### [TEXT SHOWN]
◇ ◇ ◇
Fink arguably kicked the ‘purpose’ agenda off at Davos two years ago, and this has now been further defined by British Academy research: "the purpose of business is to solve the problems of people and the planet profitably and not profit from causing problems".

Whatever the motivation, in joining this scheme BlackRock has now committed to reduce its climate impacts and – importantly – publicly disclose how, enabling investors to assess progress more clearly.  

Manifesto calls on companies to do more

So, as an organisation that prides itself at being on the cutting edge of global developments, how is WEF doing on the purpose agenda? At first glance it looks pretty good. 

This year’s meeting focuses on the role of companies in creating more sustainable and just societies and will launch the Davos Manifesto on business purpose: a ‘set of ethical principles to guide companies in the age of the Fourth Industrial Revolution’.

The three-point manifesto sets out how companies have a role to play in society beyond generating profit by contributing to people’s and communities’ aspirations in all the areas they operate in. It advocates that environmental, social and good governance performance should be measured and reported on and that human rights should be integrated along global supply chains. It also calls for zero tolerance of corruption and the transparent use of data. 

Crucially, the manifesto addresses the issue of accountability, going so far as to say that company leaders should have their renumeration packages tied to these indicators (which is likely to be popular with the public, if not all CEOs). 

Ignoring the world’s hottest topic 

The largely progressive manifesto offers one very striking omission. While the text talks about companies being good environmental stewards and ‘looking after the material universe for future generations’, even referencing the biosphere, it avoids any mention of the climate crisis. 

Given the centrality of climate and looking at other aspects of the Davos agenda – Greta Thunberg’s attendance, for example, and plans to make the event carbon neutral – the omission begs serious questions.

Why is climate change not explicitly addressed? Is it due to pressure from the climate deniers in the big polluter nations including the United States, Saudi Arabia and Australia? Or from the fossil fuel companies who support so much of WEF’s work? Or is WEF simply ‘purpose-washing’ its agenda? 

Also in the series

Blog: We need more than business as usual, to leave no one behind – Rijit Sengupta discusses the challenges and opportunities for businesses in India seeking to raise the bar on sustainability

Blog: Ten reasons why we have to rewrite the sustainability rule book, and now – Mike Barry shares tips on how to become a sustainable business leader of tomorrow

Interview: IIED’s Laura Kelly puts questions to Chris West from Sumerian Partners on the lessons and challenges from impact investing

Blog: When investors go green – Pernille Holtedahl unpacks the growing appetite for green bonds

Blog: Wanted: corporate global citizens to deliver the SDGs – as global citizens, businesses have a prominent role in the collective achievement of the SDGs, by David Croft
 

IIED has been looking at this broad area. Our recent blog series ‘Profit with purpose: the role of business in achieving sustainable development’ brings insights from a range of key stakeholders within the business and investment world. 

A strong message emerging from this series is that climate concerns must be front and centre in the purpose debate. IIED’s research and thinking on climate change also highlights how it has the potential to massively amplify global inequality, through the disparities in impacts on poor countries and communities and rich ones.

Supporting business with purpose

Getting real and measurable progress on the business with purpose agenda – including the climate emergency – is not straightforward. But this is vital to achieving the global goals and realising the ambition of our own 2019-2024 strategy.

Here at IIED, we are keen to work with businesses, investors and organisations that have a long-term interest in an equitable future with a viable global ecology. When the majority of companies can demonstrate and are prepared to be held account for that, then we really will have moved beyond business as usual.
◇ ◇ ◇
### [TASK GOAL]
In the piece on business purpose and the Davos Manifesto, what issue does the manifesto avoid mentioning despite its reference to the biosphere?
◇ ◇ ◇
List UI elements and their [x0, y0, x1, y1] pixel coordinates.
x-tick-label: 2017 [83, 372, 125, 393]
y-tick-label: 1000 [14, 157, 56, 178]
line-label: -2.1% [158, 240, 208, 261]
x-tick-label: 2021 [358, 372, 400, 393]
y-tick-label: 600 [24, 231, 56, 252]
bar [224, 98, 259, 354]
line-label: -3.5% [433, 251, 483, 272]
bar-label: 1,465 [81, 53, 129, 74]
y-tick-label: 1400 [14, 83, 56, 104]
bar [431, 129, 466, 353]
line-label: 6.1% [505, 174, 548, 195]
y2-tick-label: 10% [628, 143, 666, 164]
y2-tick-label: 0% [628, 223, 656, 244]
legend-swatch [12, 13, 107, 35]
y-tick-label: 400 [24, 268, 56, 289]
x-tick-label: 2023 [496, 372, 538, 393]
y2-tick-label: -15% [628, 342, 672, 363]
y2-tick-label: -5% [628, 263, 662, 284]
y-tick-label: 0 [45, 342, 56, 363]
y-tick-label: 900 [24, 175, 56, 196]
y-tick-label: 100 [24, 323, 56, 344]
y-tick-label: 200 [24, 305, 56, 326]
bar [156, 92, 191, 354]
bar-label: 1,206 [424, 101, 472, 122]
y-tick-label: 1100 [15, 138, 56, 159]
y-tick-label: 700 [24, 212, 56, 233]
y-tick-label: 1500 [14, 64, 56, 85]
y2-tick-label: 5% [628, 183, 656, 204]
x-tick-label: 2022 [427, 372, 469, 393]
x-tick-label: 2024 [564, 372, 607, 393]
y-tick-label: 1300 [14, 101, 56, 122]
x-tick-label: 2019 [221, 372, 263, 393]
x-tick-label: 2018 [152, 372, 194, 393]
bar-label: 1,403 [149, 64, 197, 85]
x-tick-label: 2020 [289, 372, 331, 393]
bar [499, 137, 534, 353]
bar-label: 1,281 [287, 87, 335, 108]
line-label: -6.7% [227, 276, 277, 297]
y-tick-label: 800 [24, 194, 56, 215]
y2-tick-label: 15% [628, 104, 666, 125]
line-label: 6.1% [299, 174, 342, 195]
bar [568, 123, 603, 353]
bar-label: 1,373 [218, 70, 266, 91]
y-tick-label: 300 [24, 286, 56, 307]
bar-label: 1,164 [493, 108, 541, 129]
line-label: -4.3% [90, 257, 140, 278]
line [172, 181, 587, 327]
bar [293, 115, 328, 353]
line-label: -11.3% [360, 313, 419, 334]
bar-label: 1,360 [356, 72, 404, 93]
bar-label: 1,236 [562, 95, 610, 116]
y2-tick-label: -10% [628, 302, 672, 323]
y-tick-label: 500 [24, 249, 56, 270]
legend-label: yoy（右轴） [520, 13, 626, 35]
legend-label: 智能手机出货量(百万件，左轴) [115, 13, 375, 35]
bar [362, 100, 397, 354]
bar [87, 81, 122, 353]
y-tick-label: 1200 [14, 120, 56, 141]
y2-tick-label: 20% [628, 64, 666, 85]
◇ ◇ ◇
### [SOLVED PROBLEM]
The climate crisis.